** begin **

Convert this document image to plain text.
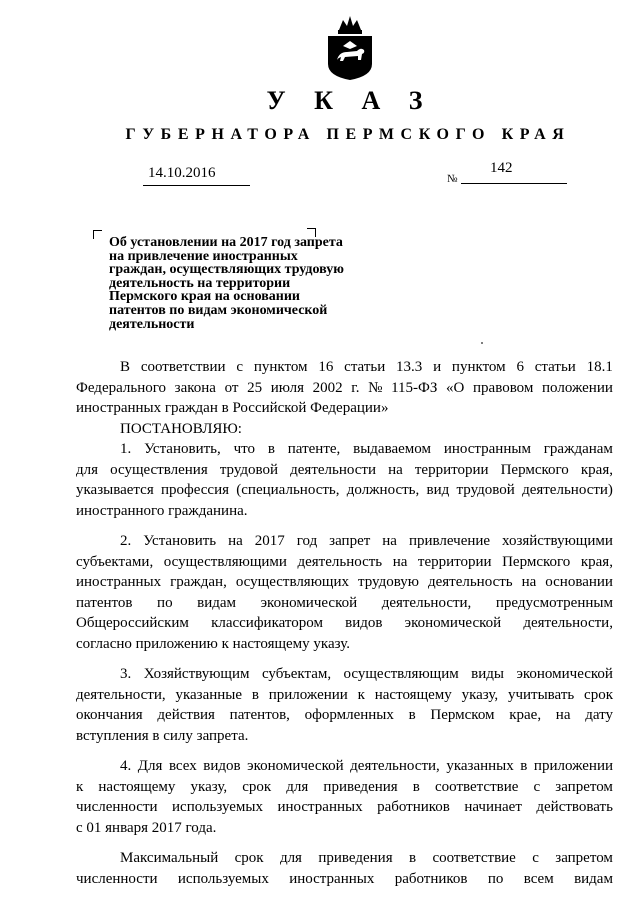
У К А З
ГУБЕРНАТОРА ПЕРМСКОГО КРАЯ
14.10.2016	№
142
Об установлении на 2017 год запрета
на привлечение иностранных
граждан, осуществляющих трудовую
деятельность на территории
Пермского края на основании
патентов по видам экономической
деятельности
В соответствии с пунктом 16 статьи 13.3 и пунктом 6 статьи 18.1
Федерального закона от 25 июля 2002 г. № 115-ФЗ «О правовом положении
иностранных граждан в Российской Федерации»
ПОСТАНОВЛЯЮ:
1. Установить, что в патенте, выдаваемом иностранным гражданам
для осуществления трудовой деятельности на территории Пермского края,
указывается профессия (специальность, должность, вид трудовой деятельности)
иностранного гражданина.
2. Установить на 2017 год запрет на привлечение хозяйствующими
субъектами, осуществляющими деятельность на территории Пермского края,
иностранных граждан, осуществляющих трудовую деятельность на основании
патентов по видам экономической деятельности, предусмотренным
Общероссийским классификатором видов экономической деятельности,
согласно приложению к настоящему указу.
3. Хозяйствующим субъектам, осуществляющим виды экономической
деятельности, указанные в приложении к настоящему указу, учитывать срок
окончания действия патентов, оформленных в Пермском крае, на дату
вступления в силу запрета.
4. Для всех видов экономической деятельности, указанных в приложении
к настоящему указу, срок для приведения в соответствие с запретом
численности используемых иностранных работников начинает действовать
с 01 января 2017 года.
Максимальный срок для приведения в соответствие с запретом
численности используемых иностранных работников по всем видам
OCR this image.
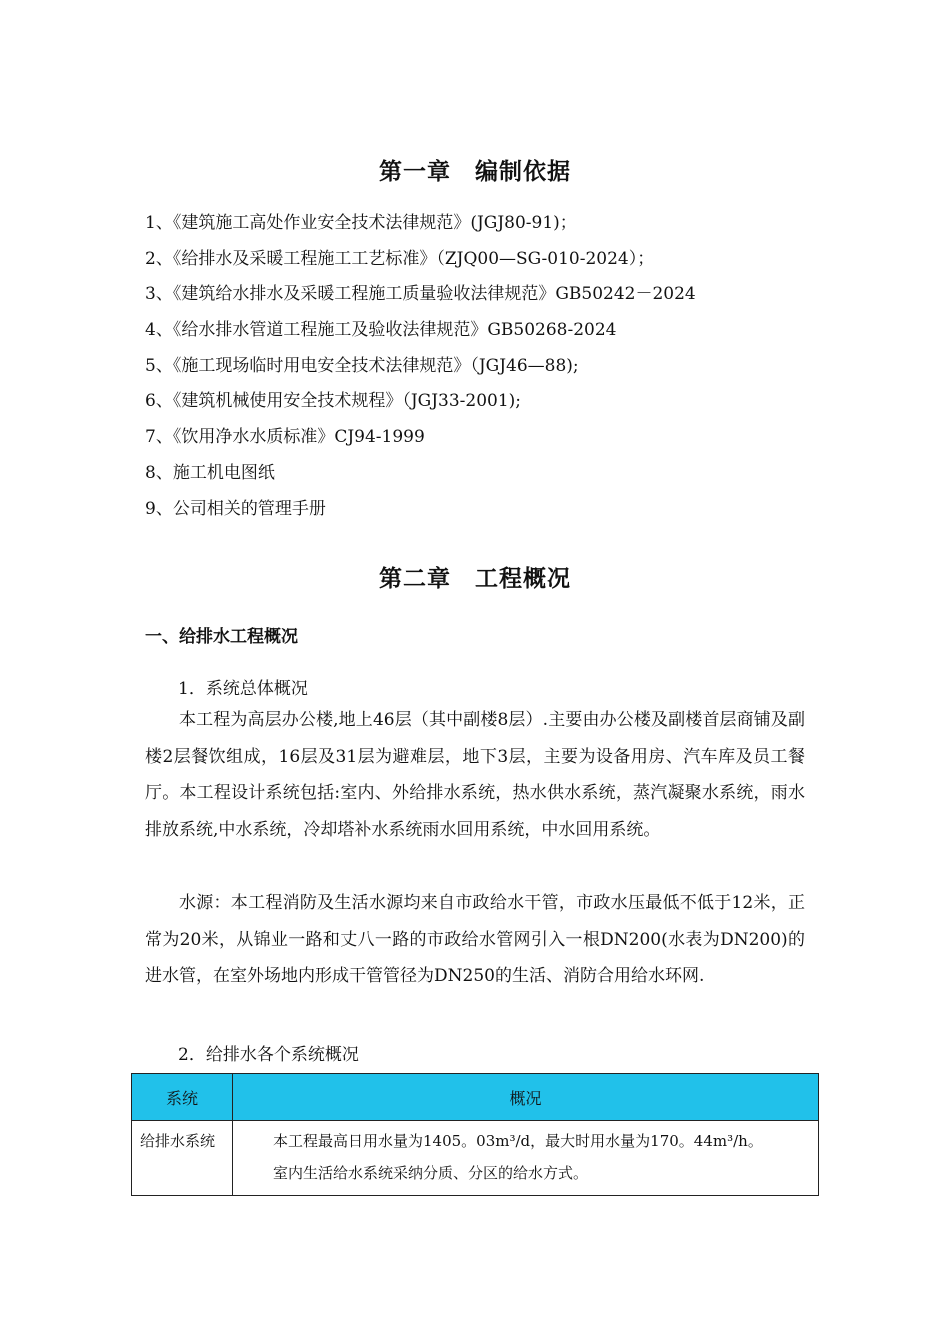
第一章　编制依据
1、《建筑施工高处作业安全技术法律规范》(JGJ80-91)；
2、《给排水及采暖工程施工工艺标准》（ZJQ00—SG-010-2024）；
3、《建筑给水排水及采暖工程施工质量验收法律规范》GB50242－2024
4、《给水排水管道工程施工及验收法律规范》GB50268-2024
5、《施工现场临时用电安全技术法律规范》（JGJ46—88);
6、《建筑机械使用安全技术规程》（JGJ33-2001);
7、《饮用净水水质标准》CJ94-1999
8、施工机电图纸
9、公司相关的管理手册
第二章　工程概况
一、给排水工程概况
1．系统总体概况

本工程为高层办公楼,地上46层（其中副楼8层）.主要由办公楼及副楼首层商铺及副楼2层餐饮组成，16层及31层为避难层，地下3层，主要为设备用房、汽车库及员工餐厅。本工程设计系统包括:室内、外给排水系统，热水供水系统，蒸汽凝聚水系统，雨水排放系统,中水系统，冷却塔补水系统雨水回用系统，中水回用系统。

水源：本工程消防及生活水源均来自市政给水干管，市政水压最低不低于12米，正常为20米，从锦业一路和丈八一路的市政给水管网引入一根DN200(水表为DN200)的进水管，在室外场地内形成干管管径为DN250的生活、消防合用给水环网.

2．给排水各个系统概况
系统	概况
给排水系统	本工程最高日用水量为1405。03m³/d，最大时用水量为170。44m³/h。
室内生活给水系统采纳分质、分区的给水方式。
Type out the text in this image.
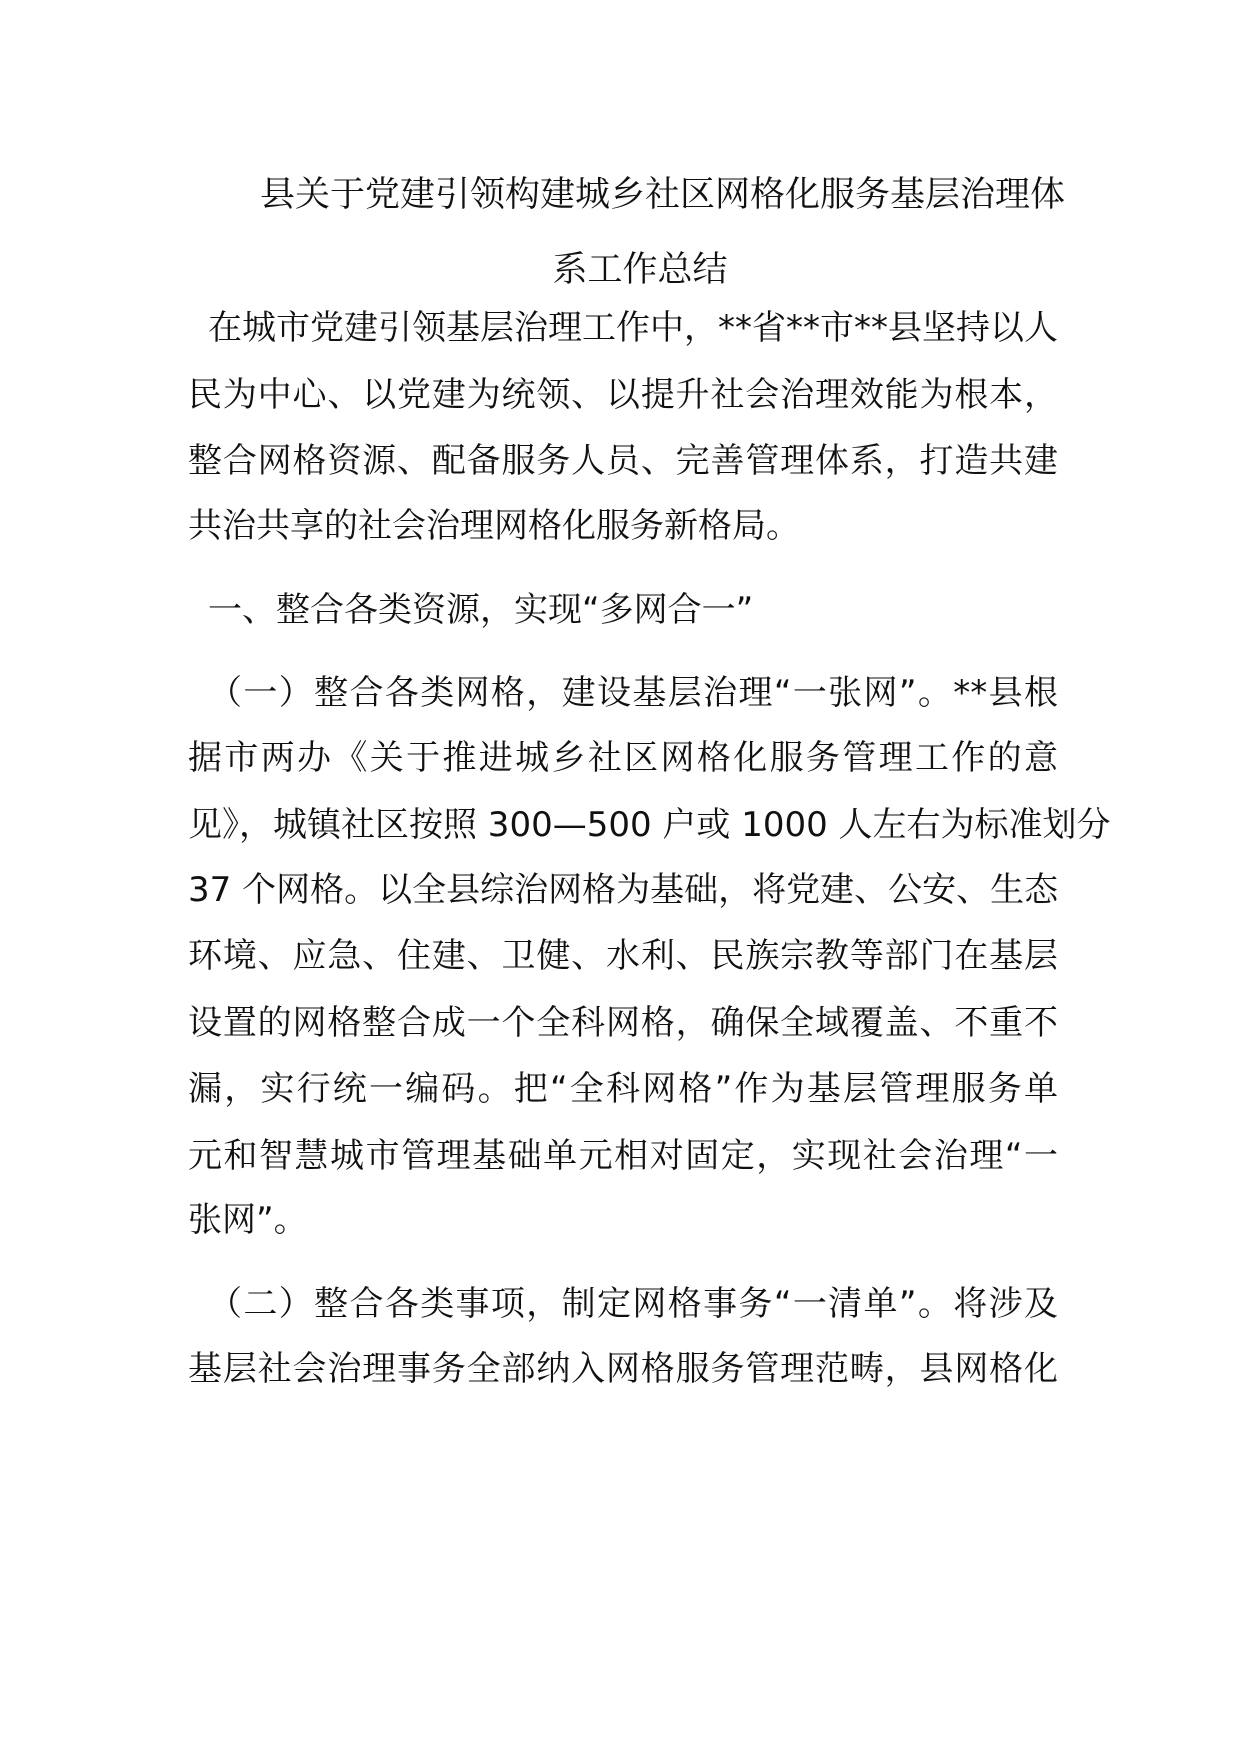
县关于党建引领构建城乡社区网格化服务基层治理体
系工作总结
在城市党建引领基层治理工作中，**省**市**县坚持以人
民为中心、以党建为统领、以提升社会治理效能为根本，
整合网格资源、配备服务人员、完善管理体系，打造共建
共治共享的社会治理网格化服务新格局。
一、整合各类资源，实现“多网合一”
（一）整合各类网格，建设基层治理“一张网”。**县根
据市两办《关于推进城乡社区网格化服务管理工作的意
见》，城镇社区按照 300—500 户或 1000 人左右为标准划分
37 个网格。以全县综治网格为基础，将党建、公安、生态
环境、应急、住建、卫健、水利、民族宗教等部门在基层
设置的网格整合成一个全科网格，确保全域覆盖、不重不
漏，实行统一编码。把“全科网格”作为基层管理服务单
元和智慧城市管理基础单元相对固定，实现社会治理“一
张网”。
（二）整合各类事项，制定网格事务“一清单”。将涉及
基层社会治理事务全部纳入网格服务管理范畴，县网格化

** end **

Restate the entire listing word for word, excluding pictures.

Full solution:
Convert this document image to plain text.
У К А З
ГУБЕРНАТОРА ПЕРМСКОГО КРАЯ
14.10.2016	№
142
Об установлении на 2017 год запрета
на привлечение иностранных
граждан, осуществляющих трудовую
деятельность на территории
Пермского края на основании
патентов по видам экономической
деятельности
В соответствии с пунктом 16 статьи 13.3 и пунктом 6 статьи 18.1
Федерального закона от 25 июля 2002 г. № 115-ФЗ «О правовом положении
иностранных граждан в Российской Федерации»
ПОСТАНОВЛЯЮ:
1. Установить, что в патенте, выдаваемом иностранным гражданам
для осуществления трудовой деятельности на территории Пермского края,
указывается профессия (специальность, должность, вид трудовой деятельности)
иностранного гражданина.
2. Установить на 2017 год запрет на привлечение хозяйствующими
субъектами, осуществляющими деятельность на территории Пермского края,
иностранных граждан, осуществляющих трудовую деятельность на основании
патентов по видам экономической деятельности, предусмотренным
Общероссийским классификатором видов экономической деятельности,
согласно приложению к настоящему указу.
3. Хозяйствующим субъектам, осуществляющим виды экономической
деятельности, указанные в приложении к настоящему указу, учитывать срок
окончания действия патентов, оформленных в Пермском крае, на дату
вступления в силу запрета.
4. Для всех видов экономической деятельности, указанных в приложении
к настоящему указу, срок для приведения в соответствие с запретом
численности используемых иностранных работников начинает действовать
с 01 января 2017 года.
Максимальный срок для приведения в соответствие с запретом
численности используемых иностранных работников по всем видам
OCR this image.
第一章　编制依据
1、《建筑施工高处作业安全技术法律规范》(JGJ80-91)；
2、《给排水及采暖工程施工工艺标准》（ZJQ00—SG-010-2024）；
3、《建筑给水排水及采暖工程施工质量验收法律规范》GB50242－2024
4、《给水排水管道工程施工及验收法律规范》GB50268-2024
5、《施工现场临时用电安全技术法律规范》（JGJ46—88);
6、《建筑机械使用安全技术规程》（JGJ33-2001);
7、《饮用净水水质标准》CJ94-1999
8、施工机电图纸
9、公司相关的管理手册
第二章　工程概况
一、给排水工程概况
1．系统总体概况

本工程为高层办公楼,地上46层（其中副楼8层）.主要由办公楼及副楼首层商铺及副楼2层餐饮组成，16层及31层为避难层，地下3层，主要为设备用房、汽车库及员工餐厅。本工程设计系统包括:室内、外给排水系统，热水供水系统，蒸汽凝聚水系统，雨水排放系统,中水系统，冷却塔补水系统雨水回用系统，中水回用系统。

水源：本工程消防及生活水源均来自市政给水干管，市政水压最低不低于12米，正常为20米，从锦业一路和丈八一路的市政给水管网引入一根DN200(水表为DN200)的进水管，在室外场地内形成干管管径为DN250的生活、消防合用给水环网.

2．给排水各个系统概况
系统	概况
给排水系统	本工程最高日用水量为1405。03m³/d，最大时用水量为170。44m³/h。
室内生活给水系统采纳分质、分区的给水方式。
Type out the text in this image.
县关于党建引领构建城乡社区网格化服务基层治理体
系工作总结
在城市党建引领基层治理工作中，**省**市**县坚持以人
民为中心、以党建为统领、以提升社会治理效能为根本，
整合网格资源、配备服务人员、完善管理体系，打造共建
共治共享的社会治理网格化服务新格局。
一、整合各类资源，实现“多网合一”
（一）整合各类网格，建设基层治理“一张网”。**县根
据市两办《关于推进城乡社区网格化服务管理工作的意
见》，城镇社区按照 300—500 户或 1000 人左右为标准划分
37 个网格。以全县综治网格为基础，将党建、公安、生态
环境、应急、住建、卫健、水利、民族宗教等部门在基层
设置的网格整合成一个全科网格，确保全域覆盖、不重不
漏，实行统一编码。把“全科网格”作为基层管理服务单
元和智慧城市管理基础单元相对固定，实现社会治理“一
张网”。
（二）整合各类事项，制定网格事务“一清单”。将涉及
基层社会治理事务全部纳入网格服务管理范畴，县网格化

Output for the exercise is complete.